#### 問題文:
抜粋本文の比較例8では、溶剤としてイソプロピルアルコールとトルエンを加えている。本文によれば、これらの溶剤は何のために用いられたのか、1〜3文で説明しなさい。

#### 抜粋本文:
···

なお、部材中において、窒化ホウ素の含有率は30質量%であり、樹脂粒子の含有率は30質量%であり、バインダーCの含有率は40質量%であった。
【0067】
(比較例8)
熱伝導性無機粒子Aとして窒化ホウ素粒子(スリーエム ジャパンホールディングス株式会社製「Agglomerates Grades 100」、平均粒子径:60μm)11.9質量部と、バインダーCとして樹脂合成例1で得られたポリアミド樹脂の40%トルエン溶液68.0質量部と、TETRAD−C(三菱ガス化株式会社)の10%トルエン溶液8.9質量部を混合し、溶剤としてイソプロピルアルコール5.6質量部およびトルエン5.6質量部で固形分が40重量部となるように調整する以外は、実施例1と同様にして、熱伝導性部材の厚みが110μm、熱伝導率1.0(W/m・K)の熱伝導性部材を得た。
なお、部材中において、窒化ホウ素の含有率は30質量%であり、バインダーCの含有率は70質量%であった。
【0068】
(比較例9)
熱伝導性無機粒子Aとして窒化ホウ素粒子(スリーエム ジャパンホールディングス株式会社製「Agglomerates Grades 100」、平均粒子径:60μm)6.1質量部と、樹脂粒子としてフェノール樹脂粒子(群栄化学株式会社製「マリリン HF−100」、平均粒径:100μm)12.0質量部と、バインダー樹脂Cとして樹脂合成例1で得られたポリアミド樹脂の40%トルエン溶液52.9質量部と、TETRAD−C(三菱ガス化株式会社)の10%トルエン溶液7.0質量部を混合し、溶剤としてイソプロピルアルコール11.0質量部およびトルエン11.0質量部で固形分が40重量部となるように調整する以外は、実施例1と同様にして、熱伝導性部材の厚みが110μm、熱伝導率1.7(W/m・K)の熱伝導性部材を得た。
なお、部材中において、窒化ホウ素の含有率は15質量%であり、樹脂粒子の含有率は30質量%であり、バインダーCの含有率は55質量%であった。
【0069】
(比較例10)

···

データソースからの項目:

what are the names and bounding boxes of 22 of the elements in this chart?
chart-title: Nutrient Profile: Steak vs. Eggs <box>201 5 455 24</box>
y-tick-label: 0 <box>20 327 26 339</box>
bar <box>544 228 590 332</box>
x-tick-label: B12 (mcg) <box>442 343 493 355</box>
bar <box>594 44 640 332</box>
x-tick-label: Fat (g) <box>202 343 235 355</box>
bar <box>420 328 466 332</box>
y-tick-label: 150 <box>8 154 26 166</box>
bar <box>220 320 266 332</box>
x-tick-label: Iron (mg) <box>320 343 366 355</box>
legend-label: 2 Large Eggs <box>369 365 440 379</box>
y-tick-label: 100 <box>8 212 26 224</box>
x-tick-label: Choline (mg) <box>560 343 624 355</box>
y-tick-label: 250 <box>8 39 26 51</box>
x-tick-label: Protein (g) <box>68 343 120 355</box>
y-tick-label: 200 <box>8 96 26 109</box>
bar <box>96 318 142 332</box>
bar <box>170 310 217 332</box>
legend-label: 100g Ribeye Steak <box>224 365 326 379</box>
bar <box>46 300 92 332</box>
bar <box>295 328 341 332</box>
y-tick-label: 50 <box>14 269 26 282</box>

···

#### 解答:
固形分が40重量部となるように調整するためである。比較例8では、この調整のためにイソプロピルアルコール5.6質量部とトルエン5.6質量部を溶剤として用いている。